# SET PROBLEM
Search the data for the word "sliders" and copy every line where it occurs.

* * * * * * * * *

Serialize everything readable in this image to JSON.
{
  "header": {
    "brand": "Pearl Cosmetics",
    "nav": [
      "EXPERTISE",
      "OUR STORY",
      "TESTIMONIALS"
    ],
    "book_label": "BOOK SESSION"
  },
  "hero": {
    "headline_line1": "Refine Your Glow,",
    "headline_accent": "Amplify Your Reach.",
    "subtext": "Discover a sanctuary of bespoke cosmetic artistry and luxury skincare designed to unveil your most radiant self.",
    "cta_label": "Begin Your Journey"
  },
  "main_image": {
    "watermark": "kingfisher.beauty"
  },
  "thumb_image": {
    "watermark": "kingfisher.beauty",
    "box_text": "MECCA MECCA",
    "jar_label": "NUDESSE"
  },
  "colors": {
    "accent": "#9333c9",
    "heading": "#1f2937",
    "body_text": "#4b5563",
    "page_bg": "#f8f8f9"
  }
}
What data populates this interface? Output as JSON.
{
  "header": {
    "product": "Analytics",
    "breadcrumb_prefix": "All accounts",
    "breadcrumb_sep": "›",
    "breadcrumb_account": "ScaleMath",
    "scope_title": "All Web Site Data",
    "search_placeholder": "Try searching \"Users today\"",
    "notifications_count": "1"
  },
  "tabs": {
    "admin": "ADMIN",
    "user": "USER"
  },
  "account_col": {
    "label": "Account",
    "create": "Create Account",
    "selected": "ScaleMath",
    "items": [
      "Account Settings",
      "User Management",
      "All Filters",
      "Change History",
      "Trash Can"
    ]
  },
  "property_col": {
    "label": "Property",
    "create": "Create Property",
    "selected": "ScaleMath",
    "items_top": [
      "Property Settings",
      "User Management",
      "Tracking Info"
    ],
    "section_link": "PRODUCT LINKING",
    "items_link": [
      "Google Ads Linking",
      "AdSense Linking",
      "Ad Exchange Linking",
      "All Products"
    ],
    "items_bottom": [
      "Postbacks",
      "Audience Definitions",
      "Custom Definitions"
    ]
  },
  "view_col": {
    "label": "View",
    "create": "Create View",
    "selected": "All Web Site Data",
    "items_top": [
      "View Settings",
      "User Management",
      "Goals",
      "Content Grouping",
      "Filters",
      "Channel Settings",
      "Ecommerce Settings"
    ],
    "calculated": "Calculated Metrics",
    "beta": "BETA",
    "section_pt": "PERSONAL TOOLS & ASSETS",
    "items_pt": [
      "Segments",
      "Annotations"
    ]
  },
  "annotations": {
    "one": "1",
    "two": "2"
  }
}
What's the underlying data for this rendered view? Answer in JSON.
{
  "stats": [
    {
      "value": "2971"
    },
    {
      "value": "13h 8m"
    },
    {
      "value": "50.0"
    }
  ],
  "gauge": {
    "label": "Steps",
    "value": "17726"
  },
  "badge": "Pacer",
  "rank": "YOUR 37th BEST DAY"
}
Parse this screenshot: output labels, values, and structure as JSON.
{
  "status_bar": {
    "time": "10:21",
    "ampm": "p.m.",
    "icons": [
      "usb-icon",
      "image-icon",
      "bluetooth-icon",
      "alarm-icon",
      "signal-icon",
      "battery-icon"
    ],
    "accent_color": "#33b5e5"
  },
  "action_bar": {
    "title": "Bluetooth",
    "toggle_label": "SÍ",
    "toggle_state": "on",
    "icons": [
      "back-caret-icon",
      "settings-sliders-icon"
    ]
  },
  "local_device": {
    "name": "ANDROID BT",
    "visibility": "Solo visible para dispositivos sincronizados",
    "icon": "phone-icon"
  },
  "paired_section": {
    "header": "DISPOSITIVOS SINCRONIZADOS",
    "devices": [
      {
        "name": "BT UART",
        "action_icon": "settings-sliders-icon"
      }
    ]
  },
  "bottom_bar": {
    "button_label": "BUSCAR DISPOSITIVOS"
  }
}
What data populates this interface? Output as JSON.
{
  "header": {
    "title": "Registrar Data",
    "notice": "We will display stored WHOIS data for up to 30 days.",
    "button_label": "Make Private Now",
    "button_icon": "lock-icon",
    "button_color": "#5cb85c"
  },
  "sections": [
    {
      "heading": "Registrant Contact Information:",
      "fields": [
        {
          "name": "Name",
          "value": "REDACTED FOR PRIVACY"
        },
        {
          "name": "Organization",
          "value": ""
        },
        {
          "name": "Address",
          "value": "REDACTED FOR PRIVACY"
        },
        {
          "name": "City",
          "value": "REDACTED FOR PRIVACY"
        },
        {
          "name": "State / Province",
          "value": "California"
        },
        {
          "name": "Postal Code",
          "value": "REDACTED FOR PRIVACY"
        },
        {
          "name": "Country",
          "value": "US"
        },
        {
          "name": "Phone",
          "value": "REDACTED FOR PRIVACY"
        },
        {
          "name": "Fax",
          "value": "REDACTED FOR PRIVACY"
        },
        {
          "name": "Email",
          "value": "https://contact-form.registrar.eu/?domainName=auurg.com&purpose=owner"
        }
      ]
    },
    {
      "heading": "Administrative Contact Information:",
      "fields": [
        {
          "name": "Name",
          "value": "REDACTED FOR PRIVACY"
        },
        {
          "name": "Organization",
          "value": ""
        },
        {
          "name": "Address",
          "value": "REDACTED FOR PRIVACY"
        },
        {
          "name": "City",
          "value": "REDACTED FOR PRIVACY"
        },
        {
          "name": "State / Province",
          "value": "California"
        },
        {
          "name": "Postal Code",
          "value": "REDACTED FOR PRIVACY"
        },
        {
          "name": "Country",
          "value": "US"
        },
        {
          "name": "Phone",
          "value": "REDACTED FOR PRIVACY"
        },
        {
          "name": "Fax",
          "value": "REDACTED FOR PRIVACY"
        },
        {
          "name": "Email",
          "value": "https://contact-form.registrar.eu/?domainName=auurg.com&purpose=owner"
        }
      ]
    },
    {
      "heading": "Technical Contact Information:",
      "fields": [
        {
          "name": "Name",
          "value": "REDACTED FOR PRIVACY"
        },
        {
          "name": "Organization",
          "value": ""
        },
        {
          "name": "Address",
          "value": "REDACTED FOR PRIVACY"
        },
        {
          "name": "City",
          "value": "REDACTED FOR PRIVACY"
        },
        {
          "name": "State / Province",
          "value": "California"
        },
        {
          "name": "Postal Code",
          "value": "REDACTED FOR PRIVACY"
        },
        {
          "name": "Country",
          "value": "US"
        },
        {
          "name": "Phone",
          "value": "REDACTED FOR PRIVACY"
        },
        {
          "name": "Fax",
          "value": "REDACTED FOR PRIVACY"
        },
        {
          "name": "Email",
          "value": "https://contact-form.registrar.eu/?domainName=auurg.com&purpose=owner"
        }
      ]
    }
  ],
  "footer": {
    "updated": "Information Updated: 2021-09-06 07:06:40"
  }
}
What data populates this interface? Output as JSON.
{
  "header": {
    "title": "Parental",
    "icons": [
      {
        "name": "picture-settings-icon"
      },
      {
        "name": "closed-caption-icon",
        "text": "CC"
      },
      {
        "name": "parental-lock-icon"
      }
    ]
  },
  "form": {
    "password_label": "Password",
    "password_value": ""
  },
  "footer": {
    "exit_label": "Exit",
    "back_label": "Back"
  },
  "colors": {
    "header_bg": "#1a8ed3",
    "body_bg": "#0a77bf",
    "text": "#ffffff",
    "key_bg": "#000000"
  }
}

* * * * * * * * *

# SOLVED PROBLEM
      "settings-sliders-icon"
        "action_icon": "settings-sliders-icon"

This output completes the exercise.